## EXTRACTED TEXT:
◇ ◇ ◇

Posted by Truthdig on Sep 14, 2010
By Ruth Marcus
It is taken as gospel among politicians of both parties that small business is the engine of job creation. “We’re starting with small businesses because that’s where most of the new jobs do,” President Barack Obama said earlier this year. “Small businesses are the job generator of America,” echoed Arizona Republican Sen. John McCain.
They’re in good company. George W. Bush and John Kerry, Bill Clinton and Ronald Reagan have all made that claim. Only one problem: These assertions are overblown and simplistic. Take it from a reliable source—the chief economist for the Small Business Administration. “It’s not true,” Zoltan Acs told me when I asked about whether small business is, in fact, the engine of job creation. “It’s half the story.”
Small businesses are job creators; they are also job destroyers, as firms fail. Most start-ups do: About 40 percent of jobs created by start-ups are eliminated in the first five years. Meanwhile, established small businesses—your neighborhood dry cleaners—don’t generate many new jobs.
The chief source of small-business job creation comes from a mere handful of firms—the “gazelles,” in the evocative term of economist David Birch—that start small and prosper. The difficulty is that the gazelles among the herd can be seen only in the rear-view mirror.

◇ ◇ ◇

Structured page parsing data:

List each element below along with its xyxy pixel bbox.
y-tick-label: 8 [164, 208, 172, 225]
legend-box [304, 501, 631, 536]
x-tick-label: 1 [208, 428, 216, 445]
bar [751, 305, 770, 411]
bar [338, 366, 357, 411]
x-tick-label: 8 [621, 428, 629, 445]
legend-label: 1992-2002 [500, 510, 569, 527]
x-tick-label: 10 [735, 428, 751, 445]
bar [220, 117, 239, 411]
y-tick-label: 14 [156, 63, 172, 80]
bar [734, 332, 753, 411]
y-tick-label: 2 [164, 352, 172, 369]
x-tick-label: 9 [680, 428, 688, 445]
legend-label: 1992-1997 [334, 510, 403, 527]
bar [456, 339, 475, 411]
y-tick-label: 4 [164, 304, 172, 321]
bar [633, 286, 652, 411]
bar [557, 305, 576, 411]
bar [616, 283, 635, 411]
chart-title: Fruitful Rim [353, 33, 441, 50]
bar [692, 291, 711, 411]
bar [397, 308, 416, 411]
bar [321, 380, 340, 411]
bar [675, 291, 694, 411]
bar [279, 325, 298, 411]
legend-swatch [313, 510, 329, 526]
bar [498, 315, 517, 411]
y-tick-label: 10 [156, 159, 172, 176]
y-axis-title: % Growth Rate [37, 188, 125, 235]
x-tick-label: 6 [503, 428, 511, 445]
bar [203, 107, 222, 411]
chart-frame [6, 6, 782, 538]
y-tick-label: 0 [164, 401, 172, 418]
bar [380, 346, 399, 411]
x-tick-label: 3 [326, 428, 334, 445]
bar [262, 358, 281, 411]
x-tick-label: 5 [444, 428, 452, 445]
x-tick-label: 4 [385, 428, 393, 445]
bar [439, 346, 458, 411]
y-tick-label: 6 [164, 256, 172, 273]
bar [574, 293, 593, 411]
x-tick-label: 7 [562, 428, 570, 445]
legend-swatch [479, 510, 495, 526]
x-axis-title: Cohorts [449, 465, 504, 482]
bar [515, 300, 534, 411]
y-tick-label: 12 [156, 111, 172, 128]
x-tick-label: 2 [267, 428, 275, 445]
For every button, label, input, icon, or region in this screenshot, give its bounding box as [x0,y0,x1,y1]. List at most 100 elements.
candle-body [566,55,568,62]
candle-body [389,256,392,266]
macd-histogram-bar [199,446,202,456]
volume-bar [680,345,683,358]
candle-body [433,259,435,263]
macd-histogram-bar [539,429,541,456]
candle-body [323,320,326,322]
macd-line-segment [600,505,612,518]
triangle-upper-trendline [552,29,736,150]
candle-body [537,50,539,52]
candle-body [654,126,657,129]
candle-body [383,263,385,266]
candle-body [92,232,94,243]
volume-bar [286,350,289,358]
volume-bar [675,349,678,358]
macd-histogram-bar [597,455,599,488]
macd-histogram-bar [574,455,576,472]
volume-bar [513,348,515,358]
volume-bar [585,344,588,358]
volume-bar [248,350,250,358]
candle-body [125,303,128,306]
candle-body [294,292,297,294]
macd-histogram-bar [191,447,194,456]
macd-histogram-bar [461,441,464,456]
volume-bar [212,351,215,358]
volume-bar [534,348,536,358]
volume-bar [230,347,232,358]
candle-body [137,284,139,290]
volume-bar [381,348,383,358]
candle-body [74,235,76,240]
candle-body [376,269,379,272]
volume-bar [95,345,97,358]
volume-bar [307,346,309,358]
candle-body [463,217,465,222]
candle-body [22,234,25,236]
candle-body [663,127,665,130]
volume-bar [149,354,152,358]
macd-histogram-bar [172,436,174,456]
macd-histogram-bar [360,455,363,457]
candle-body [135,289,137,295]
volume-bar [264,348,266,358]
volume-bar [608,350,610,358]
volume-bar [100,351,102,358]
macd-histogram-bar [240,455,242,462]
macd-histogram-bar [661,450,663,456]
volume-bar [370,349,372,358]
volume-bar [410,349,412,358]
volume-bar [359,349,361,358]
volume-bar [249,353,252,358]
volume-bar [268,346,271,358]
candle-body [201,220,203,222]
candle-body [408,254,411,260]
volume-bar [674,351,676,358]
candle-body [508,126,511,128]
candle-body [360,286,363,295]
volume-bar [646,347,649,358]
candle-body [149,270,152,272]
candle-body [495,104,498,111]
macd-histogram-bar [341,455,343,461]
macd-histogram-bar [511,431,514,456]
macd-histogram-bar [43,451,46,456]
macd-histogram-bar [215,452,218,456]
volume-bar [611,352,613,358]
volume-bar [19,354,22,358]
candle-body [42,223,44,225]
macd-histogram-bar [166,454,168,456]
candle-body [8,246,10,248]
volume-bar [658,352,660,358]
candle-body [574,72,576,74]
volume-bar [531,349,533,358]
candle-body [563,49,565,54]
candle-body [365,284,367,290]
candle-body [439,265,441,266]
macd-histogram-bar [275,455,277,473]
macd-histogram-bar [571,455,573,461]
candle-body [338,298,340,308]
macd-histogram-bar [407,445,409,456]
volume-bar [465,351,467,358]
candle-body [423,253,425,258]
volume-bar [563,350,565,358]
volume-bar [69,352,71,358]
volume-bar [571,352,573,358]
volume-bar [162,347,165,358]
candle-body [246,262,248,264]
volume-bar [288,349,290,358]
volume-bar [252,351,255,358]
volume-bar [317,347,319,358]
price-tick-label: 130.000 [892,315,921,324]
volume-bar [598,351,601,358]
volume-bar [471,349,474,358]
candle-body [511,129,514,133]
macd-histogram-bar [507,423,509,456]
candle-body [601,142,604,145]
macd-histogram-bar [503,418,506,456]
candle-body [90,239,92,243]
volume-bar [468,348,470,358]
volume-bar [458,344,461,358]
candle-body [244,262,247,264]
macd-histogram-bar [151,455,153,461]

◇ ◇ ◇

## WHAT IS REQUIRED:
Name every politician the column on small business and job creation says has claimed that small business drives job creation.

## ANSWER TO THE PROBLEM:
- Barack Obama
- John McCain
- George W. Bush
- John Kerry
- Bill Clinton
- Ronald Reagan